>> START
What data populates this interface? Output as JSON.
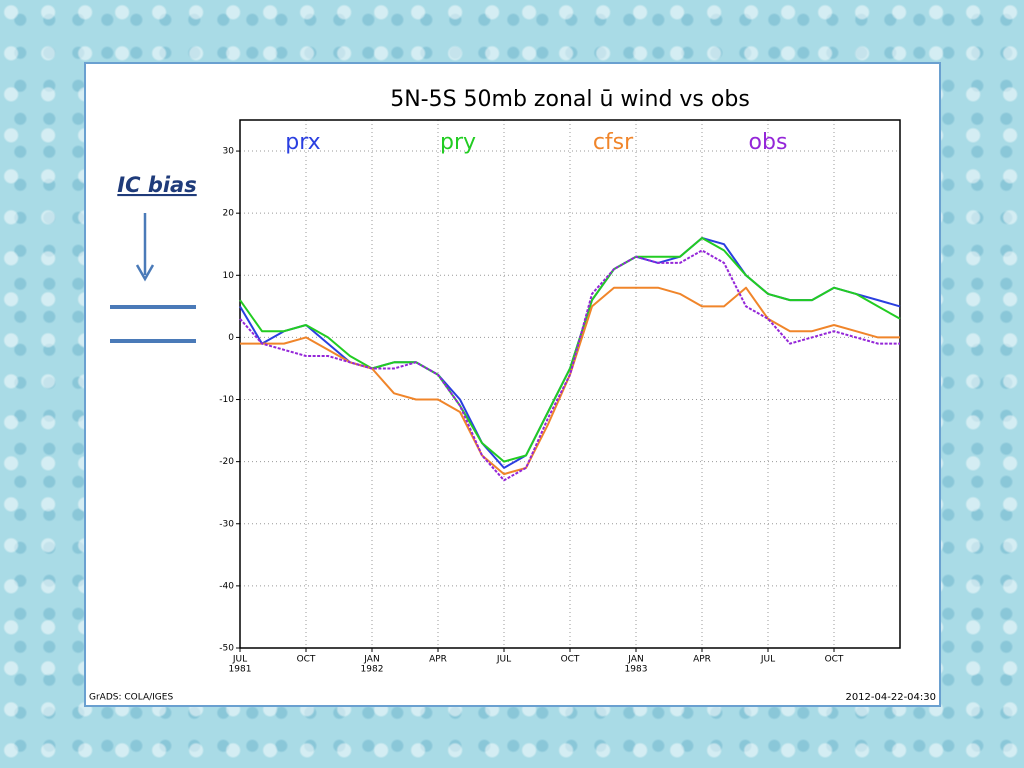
{
  "slide": {
    "annotation": "IC bias"
  },
  "chart_data": {
    "type": "line",
    "title": "5N-5S 50mb zonal ū wind vs obs",
    "footer_left": "GrADS: COLA/IGES",
    "footer_right": "2012-04-22-04:30",
    "x": [
      "1981-07",
      "1981-08",
      "1981-09",
      "1981-10",
      "1981-11",
      "1981-12",
      "1982-01",
      "1982-02",
      "1982-03",
      "1982-04",
      "1982-05",
      "1982-06",
      "1982-07",
      "1982-08",
      "1982-09",
      "1982-10",
      "1982-11",
      "1982-12",
      "1983-01",
      "1983-02",
      "1983-03",
      "1983-04",
      "1983-05",
      "1983-06",
      "1983-07",
      "1983-08",
      "1983-09",
      "1983-10",
      "1983-11",
      "1983-12",
      "1984-01"
    ],
    "xlim": [
      "1981-07",
      "1984-01"
    ],
    "xticks": [
      {
        "value": "1981-07",
        "label": "JUL",
        "sublabel": "1981"
      },
      {
        "value": "1981-10",
        "label": "OCT"
      },
      {
        "value": "1982-01",
        "label": "JAN",
        "sublabel": "1982"
      },
      {
        "value": "1982-04",
        "label": "APR"
      },
      {
        "value": "1982-07",
        "label": "JUL"
      },
      {
        "value": "1982-10",
        "label": "OCT"
      },
      {
        "value": "1983-01",
        "label": "JAN",
        "sublabel": "1983"
      },
      {
        "value": "1983-04",
        "label": "APR"
      },
      {
        "value": "1983-07",
        "label": "JUL"
      },
      {
        "value": "1983-10",
        "label": "OCT"
      }
    ],
    "ylim": [
      -50,
      35
    ],
    "yticks": [
      -50,
      -40,
      -30,
      -20,
      -10,
      0,
      10,
      20,
      30
    ],
    "grid": true,
    "series": [
      {
        "name": "prx",
        "color": "#2a3fe0",
        "values": [
          5,
          -1,
          1,
          2,
          -1,
          -4,
          -5,
          -4,
          -4,
          -6,
          -10,
          -17,
          -21,
          -19,
          -12,
          -5,
          6,
          11,
          13,
          12,
          13,
          16,
          15,
          10,
          7,
          6,
          6,
          8,
          7,
          6,
          5
        ]
      },
      {
        "name": "pry",
        "color": "#22cc22",
        "values": [
          6,
          1,
          1,
          2,
          0,
          -3,
          -5,
          -4,
          -4,
          -6,
          -11,
          -17,
          -20,
          -19,
          -12,
          -5,
          6,
          11,
          13,
          13,
          13,
          16,
          14,
          10,
          7,
          6,
          6,
          8,
          7,
          5,
          3
        ]
      },
      {
        "name": "cfsr",
        "color": "#f0852a",
        "values": [
          -1,
          -1,
          -1,
          0,
          -2,
          -4,
          -5,
          -9,
          -10,
          -10,
          -12,
          -19,
          -22,
          -21,
          -14,
          -6,
          5,
          8,
          8,
          8,
          7,
          5,
          5,
          8,
          3,
          1,
          1,
          2,
          1,
          0,
          0
        ]
      },
      {
        "name": "obs",
        "color": "#9426d8",
        "values": [
          3,
          -1,
          -2,
          -3,
          -3,
          -4,
          -5,
          -5,
          -4,
          -6,
          -11,
          -19,
          -23,
          -21,
          -13,
          -6,
          7,
          11,
          13,
          12,
          12,
          14,
          12,
          5,
          3,
          -1,
          0,
          1,
          0,
          -1,
          -1
        ]
      }
    ]
  }
}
>> END
__Job__
Give only the number of lines in the entries that contain "color".

__Answer to this exercise__
4